■ **CHALLENGE**
Your task is to print the material below exactly as presented.

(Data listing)
[BEGIN]

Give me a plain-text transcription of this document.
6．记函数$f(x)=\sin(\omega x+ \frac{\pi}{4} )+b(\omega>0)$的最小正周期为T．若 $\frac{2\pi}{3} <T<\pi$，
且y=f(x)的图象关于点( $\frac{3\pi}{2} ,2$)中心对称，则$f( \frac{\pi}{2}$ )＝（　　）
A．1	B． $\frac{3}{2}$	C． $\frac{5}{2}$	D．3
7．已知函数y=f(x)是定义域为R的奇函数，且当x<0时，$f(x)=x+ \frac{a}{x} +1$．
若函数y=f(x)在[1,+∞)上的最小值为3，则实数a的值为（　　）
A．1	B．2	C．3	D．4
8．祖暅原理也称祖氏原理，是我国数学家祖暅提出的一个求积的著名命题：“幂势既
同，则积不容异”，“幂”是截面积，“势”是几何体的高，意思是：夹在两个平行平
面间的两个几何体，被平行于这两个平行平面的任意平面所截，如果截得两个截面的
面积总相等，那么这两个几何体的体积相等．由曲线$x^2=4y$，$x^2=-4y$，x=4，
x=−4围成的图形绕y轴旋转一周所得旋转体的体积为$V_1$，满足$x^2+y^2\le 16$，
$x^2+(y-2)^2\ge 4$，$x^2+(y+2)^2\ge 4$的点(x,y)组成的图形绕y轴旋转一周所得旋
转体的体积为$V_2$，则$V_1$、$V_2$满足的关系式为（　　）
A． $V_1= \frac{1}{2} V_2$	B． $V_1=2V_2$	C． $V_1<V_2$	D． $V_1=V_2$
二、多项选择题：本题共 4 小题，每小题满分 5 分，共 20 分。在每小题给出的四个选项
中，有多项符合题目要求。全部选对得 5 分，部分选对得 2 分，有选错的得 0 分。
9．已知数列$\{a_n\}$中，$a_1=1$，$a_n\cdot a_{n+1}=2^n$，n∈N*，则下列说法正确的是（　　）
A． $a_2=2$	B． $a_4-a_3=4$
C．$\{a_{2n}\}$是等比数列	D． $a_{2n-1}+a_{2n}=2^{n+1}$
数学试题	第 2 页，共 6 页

[END]

■ **CORRECT ANSWER**
Give me a plain-text transcription of this document.
6．记函数$f(x)=\sin(\omega x+ \frac{\pi}{4} )+b(\omega>0)$的最小正周期为T．若 $\frac{2\pi}{3} <T<\pi$，
且y=f(x)的图象关于点( $\frac{3\pi}{2} ,2$)中心对称，则$f( \frac{\pi}{2}$ )＝（　　）
A．1	B． $\frac{3}{2}$	C． $\frac{5}{2}$	D．3
7．已知函数y=f(x)是定义域为R的奇函数，且当x<0时，$f(x)=x+ \frac{a}{x} +1$．
若函数y=f(x)在[1,+∞)上的最小值为3，则实数a的值为（　　）
A．1	B．2	C．3	D．4
8．祖暅原理也称祖氏原理，是我国数学家祖暅提出的一个求积的著名命题：“幂势既
同，则积不容异”，“幂”是截面积，“势”是几何体的高，意思是：夹在两个平行平
面间的两个几何体，被平行于这两个平行平面的任意平面所截，如果截得两个截面的
面积总相等，那么这两个几何体的体积相等．由曲线$x^2=4y$，$x^2=-4y$，x=4，
x=−4围成的图形绕y轴旋转一周所得旋转体的体积为$V_1$，满足$x^2+y^2\le 16$，
$x^2+(y-2)^2\ge 4$，$x^2+(y+2)^2\ge 4$的点(x,y)组成的图形绕y轴旋转一周所得旋
转体的体积为$V_2$，则$V_1$、$V_2$满足的关系式为（　　）
A． $V_1= \frac{1}{2} V_2$	B． $V_1=2V_2$	C． $V_1<V_2$	D． $V_1=V_2$
二、多项选择题：本题共 4 小题，每小题满分 5 分，共 20 分。在每小题给出的四个选项
中，有多项符合题目要求。全部选对得 5 分，部分选对得 2 分，有选错的得 0 分。
9．已知数列$\{a_n\}$中，$a_1=1$，$a_n\cdot a_{n+1}=2^n$，n∈N*，则下列说法正确的是（　　）
A． $a_2=2$	B． $a_4-a_3=4$
C．$\{a_{2n}\}$是等比数列	D． $a_{2n-1}+a_{2n}=2^{n+1}$
数学试题	第 2 页，共 6 页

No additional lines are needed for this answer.